===== Testo del documento =====

Il faticare dell’uomo nelle case, nei campi, nelle industrie, negli uffici potrebbe risolversi in un logorante affannarsi, vuoto in definitiva di senso. Ma la festa di S. Giuseppe artigiano ci aiuta a riscoprire il significato originario del lavoro. La Chiesa con la memoria liturgica di S. Giuseppe artigiano nel 1° giorno del mese di maggio, manifesta un’intenzione redentrice e certamente uno scopo santificatore del lavoro.
Non si è lontani dal vero se si sostiene che ancor oggi esiste un vero distacco fra la psicologia del lavoro e quella religiosa; un distacco che ha grandi ripercussioni sociali e che ancora tiene lontane dalla fede tante folle di uomini e di donne, che fanno del lavoro non solo la loro professione, ma altresì la loro qualifica spirituale, l’espressione della loro suprema concezione della vita, in opposizione a quella cristiana.
È questo uno dei più grandi malintesi della società contemporanea e che tutti oramai dovrebbero sapere risolvere non solo a lode della verità, ma a tutto vantaggio del lavoro stesso e dei lavoratori, che della fatica e dell’attività produttiva portano nella loro vita l’impronta distintiva.
E qual è, allora il significato originario del lavoro?

===== Dati forniti =====

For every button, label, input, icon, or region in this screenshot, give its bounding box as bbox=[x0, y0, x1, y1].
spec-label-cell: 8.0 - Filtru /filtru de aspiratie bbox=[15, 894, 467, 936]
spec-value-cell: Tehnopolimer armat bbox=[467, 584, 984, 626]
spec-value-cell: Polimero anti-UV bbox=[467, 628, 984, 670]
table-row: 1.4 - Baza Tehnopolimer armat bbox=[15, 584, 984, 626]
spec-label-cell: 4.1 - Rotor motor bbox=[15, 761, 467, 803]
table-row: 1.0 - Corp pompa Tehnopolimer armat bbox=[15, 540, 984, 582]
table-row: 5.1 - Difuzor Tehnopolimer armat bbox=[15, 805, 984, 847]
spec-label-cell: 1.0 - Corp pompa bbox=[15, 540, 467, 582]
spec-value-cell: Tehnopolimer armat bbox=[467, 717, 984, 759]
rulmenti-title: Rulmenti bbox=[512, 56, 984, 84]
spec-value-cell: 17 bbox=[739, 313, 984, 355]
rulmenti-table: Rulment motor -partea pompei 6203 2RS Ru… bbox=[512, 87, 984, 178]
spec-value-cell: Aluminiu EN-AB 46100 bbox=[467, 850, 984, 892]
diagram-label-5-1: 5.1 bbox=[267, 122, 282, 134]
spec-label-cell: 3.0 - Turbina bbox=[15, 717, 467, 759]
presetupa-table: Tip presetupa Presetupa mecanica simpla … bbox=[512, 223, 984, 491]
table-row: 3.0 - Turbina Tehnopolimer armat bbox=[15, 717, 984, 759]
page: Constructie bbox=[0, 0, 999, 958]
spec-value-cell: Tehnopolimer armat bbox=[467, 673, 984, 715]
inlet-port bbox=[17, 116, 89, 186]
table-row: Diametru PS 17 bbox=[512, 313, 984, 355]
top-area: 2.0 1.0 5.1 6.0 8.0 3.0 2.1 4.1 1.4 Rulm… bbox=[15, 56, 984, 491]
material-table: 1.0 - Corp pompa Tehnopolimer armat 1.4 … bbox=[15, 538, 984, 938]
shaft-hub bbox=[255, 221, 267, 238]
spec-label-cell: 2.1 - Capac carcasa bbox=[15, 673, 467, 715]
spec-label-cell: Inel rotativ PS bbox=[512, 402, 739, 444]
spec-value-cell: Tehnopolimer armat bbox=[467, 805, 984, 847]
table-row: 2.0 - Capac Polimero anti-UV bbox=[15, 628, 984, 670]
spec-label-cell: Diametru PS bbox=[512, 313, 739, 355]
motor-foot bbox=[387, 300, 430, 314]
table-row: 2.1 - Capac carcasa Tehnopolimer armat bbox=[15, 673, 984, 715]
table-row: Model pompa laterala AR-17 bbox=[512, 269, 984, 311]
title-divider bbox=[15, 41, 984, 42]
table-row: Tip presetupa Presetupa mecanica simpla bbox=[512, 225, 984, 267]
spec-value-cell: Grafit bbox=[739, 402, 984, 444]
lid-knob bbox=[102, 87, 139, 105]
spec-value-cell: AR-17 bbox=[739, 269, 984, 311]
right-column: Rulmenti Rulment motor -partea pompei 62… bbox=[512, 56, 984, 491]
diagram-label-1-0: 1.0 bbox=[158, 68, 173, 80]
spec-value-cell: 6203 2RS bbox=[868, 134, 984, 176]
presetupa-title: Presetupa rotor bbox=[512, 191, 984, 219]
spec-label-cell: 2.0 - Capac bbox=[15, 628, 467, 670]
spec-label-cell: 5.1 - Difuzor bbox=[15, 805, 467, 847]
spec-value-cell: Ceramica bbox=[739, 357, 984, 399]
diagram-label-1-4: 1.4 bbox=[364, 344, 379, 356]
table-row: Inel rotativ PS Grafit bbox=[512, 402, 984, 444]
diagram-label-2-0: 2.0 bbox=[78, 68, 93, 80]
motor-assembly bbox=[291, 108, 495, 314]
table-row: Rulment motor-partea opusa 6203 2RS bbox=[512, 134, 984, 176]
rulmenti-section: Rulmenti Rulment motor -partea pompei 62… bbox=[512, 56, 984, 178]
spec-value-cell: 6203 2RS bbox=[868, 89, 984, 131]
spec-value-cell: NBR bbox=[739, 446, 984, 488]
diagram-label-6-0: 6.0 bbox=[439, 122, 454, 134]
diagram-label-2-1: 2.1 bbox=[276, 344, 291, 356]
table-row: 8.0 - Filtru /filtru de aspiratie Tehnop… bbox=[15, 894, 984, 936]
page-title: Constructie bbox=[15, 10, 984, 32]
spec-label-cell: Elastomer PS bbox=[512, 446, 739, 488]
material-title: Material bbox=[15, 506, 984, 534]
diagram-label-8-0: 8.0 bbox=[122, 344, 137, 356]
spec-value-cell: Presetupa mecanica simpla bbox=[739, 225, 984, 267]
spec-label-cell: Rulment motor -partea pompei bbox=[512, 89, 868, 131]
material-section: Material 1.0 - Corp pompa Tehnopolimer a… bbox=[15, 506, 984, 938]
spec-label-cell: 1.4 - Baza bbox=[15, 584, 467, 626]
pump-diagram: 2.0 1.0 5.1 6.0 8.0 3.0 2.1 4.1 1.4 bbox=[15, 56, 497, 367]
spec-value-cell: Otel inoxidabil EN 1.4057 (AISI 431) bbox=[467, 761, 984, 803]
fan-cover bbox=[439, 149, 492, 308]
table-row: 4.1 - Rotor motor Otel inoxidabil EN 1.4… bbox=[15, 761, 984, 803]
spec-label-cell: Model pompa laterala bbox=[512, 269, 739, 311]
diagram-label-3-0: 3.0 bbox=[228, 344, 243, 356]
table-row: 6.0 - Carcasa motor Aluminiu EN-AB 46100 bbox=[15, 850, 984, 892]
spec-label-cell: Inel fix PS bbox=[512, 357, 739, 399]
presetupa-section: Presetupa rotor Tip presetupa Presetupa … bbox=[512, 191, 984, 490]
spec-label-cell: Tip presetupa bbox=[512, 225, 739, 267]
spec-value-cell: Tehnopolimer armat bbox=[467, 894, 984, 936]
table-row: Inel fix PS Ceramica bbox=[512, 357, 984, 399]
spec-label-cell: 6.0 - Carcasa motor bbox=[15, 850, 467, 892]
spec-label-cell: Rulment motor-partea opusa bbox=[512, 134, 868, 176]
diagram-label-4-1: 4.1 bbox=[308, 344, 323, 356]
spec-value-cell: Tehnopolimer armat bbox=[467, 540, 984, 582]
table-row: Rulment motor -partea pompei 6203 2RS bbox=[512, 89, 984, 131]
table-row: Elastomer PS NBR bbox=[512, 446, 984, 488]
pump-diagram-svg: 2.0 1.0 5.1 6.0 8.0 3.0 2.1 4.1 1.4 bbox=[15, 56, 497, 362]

=====

Elenco delle consegne:
A – Nel testo su San Giuseppe artigiano, per quali ragioni tutti dovrebbero saper risolvere il malinteso della società contemporanea? Rispondi in una o due frasi.
B – Rispondi brevemente a ciascuna domanda sul testo su San Giuseppe artigiano.
(i) In che cosa potrebbe risolversi il faticare dell’uomo?
(ii) In quale giorno la Chiesa celebra la memoria liturgica di San Giuseppe artigiano?
(iii) Oltre alla loro professione, che cosa fanno del lavoro tante folle di uomini e di donne?
C – Elenca tutti i luoghi in cui, secondo il testo su San Giuseppe artigiano, si svolge il faticare dell’uomo.

Esercizio svolto:
A – Il malinteso va risolto non solo a lode della verità, ma anche a tutto vantaggio del lavoro stesso e dei lavoratori. Sono infatti i lavoratori a portare nella loro vita l’impronta distintiva della fatica e dell’attività produttiva.

B –
(i) In un logorante affannarsi, vuoto in definitiva di senso.
(ii) Il 1° giorno del mese di maggio.
(iii) La loro qualifica spirituale, l’espressione della loro suprema concezione della vita.

C –
- le case
- i campi
- le industrie
- gli uffici